#### Compito:
Nello spoiler del capitolo 220 di Lost Canvas, che cosa odia Hades più di ogni altra cosa?

Lost Canvas: Capitolo 220 – Spoiler

Shion ricorda che Hades odia più di ogni altra cosa la luce solare e che le dodici costellazioni dei Gold Saint si trovano disposte sull’eclittica, ossia il percorso compiuto dal Sole in un anno: realizzato che le costellazioni sua e dei suoi compagni sono da tempi immemori bagnate da quella luce, l’Ariete richiama le 10 Gold Cloth mancanti. Sihon e Dhoko, aiutati dall’energia delle altre corazze dorate, iniziano ad attaccare il dio riproducendo un bagliore simile a quello del sole, ma, sebbene in un primo momento sembra che ce l’abbiano fatta, pochi istanti dopo Hades dice ai due che da soli non riusciranno mai a ferirlo. Inaspettatamente, appaiono i dieci Gold Saint defunti, pronti a dare l’ultimo contributo per vincere la Guerra Sacra: Sisiphos impugna il suo arco mentre Sion, Doko, Albafika, Asmita, Aldebaran, Manigoldo, El Cid, Dégel, Cardia, Regulus ed Aspros convogliano l’essenza dei loro cosmi sulla punta della freccia d’oro. I dodici guerrieri riescono a ricreare la luce del sole e travolgono il Dio degli Inferi. La luce fa risvegliare anche Tenma e Sasha, mentre Sisiphus invita Pegasus a non permettere mai che la luce della speranza venga offuscata dalle tenebre del Male.

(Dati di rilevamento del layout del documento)

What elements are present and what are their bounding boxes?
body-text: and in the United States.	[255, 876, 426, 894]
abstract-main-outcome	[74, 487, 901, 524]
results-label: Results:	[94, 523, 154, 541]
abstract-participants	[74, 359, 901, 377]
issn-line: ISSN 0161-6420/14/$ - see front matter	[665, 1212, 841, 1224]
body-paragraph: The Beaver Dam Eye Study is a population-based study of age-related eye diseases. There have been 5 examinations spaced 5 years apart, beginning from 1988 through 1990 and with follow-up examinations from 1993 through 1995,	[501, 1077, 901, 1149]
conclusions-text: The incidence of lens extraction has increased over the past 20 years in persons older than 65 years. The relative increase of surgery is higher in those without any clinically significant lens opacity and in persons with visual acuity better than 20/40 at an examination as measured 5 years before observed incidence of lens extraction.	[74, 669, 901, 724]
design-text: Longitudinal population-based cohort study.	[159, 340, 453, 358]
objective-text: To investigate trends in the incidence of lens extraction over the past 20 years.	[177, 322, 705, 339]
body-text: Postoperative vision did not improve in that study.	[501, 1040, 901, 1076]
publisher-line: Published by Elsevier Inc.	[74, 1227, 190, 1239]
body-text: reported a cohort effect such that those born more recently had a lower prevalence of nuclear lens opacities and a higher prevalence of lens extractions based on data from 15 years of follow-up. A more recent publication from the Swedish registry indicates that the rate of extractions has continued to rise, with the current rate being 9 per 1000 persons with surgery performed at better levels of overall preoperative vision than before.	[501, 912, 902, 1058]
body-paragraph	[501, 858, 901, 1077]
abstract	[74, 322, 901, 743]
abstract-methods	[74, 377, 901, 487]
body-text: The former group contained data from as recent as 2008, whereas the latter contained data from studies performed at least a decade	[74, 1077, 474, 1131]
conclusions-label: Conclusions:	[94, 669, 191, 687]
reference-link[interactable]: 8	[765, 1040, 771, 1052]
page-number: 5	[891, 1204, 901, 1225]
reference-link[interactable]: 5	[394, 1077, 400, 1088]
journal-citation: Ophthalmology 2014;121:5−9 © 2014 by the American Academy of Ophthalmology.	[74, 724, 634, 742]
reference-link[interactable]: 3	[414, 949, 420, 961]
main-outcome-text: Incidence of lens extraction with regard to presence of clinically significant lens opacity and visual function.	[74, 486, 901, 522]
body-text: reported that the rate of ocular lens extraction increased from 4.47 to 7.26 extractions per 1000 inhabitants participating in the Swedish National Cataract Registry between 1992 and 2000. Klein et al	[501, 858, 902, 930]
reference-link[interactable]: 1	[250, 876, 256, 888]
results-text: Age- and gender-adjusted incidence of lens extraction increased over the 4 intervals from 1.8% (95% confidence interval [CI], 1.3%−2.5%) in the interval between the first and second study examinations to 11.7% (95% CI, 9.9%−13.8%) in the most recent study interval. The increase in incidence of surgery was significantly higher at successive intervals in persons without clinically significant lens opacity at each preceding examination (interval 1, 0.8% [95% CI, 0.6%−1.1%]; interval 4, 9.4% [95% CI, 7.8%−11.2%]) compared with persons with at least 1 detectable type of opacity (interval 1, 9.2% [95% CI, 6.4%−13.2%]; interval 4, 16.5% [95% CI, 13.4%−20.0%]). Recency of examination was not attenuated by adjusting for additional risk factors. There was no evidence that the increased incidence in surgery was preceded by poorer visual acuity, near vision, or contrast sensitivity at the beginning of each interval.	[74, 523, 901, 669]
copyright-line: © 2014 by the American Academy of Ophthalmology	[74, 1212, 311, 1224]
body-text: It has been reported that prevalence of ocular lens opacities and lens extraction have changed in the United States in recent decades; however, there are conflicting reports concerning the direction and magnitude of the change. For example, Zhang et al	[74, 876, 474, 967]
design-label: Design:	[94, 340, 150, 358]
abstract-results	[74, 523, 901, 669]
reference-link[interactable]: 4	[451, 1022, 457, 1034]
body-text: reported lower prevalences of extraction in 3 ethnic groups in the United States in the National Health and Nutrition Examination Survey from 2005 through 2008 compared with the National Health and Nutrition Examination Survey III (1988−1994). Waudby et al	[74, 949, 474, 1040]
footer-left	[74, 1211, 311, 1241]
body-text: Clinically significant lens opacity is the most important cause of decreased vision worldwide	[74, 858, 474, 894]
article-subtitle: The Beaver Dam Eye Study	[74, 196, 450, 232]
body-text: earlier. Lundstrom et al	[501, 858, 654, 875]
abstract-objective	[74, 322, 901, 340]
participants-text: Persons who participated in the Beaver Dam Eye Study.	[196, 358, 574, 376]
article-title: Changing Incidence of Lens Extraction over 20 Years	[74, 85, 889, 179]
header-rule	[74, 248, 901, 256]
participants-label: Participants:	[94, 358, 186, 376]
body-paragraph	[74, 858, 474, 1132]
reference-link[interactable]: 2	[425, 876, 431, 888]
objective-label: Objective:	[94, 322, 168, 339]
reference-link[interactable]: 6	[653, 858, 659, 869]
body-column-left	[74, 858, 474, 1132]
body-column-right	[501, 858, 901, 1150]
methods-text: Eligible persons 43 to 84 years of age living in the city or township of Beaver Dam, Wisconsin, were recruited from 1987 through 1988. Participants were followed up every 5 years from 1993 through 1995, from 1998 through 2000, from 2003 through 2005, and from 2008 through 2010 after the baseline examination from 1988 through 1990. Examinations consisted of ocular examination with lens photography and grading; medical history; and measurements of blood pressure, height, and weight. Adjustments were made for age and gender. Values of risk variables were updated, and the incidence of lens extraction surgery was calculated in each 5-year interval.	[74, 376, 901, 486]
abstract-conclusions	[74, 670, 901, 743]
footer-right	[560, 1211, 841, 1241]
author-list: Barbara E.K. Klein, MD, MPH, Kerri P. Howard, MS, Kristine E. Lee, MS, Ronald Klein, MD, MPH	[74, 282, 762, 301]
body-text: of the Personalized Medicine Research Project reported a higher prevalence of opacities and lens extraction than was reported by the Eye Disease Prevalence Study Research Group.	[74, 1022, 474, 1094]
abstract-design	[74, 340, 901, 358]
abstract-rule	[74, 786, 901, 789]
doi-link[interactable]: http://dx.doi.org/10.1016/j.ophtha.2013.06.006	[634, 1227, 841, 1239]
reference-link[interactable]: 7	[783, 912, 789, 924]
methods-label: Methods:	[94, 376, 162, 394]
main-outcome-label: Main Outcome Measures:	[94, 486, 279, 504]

#### Risultato esercizio:
La luce solare.